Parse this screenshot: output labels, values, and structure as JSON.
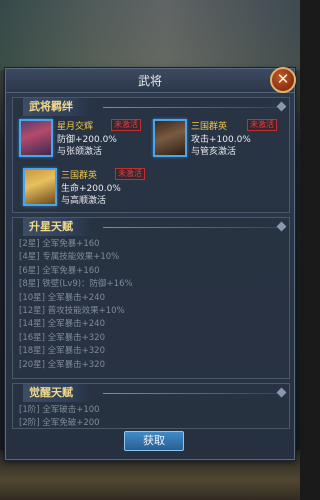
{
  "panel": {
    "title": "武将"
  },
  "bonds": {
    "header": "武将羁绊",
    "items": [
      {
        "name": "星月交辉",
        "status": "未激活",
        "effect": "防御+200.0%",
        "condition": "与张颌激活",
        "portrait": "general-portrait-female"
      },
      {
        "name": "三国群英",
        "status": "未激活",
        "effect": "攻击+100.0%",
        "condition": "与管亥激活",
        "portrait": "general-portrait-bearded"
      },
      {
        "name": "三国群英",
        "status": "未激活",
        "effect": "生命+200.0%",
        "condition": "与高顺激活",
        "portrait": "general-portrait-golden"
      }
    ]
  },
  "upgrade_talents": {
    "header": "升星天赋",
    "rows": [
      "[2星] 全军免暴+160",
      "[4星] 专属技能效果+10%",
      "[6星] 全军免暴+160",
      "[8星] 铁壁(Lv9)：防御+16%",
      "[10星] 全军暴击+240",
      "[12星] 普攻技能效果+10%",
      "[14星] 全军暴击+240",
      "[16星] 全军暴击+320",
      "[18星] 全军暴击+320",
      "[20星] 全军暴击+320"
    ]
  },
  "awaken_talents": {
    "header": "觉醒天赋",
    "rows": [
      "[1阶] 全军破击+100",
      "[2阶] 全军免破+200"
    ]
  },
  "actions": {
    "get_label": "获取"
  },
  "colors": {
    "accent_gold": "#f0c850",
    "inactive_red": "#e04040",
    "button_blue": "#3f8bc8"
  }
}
===============
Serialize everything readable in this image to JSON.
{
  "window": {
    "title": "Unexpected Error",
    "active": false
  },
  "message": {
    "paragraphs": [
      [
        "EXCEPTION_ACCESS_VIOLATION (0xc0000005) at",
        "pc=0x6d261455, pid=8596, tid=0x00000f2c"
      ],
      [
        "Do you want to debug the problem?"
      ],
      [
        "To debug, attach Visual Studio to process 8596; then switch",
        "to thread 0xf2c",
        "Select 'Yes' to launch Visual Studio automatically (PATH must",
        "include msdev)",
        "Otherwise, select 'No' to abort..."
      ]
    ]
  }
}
===============
— THE PROBLEM —
Collect the lines of the records that include the string "general".

— EXERCISE ANSWER —
        "portrait": "general-portrait-female"
        "portrait": "general-portrait-bearded"
        "portrait": "general-portrait-golden"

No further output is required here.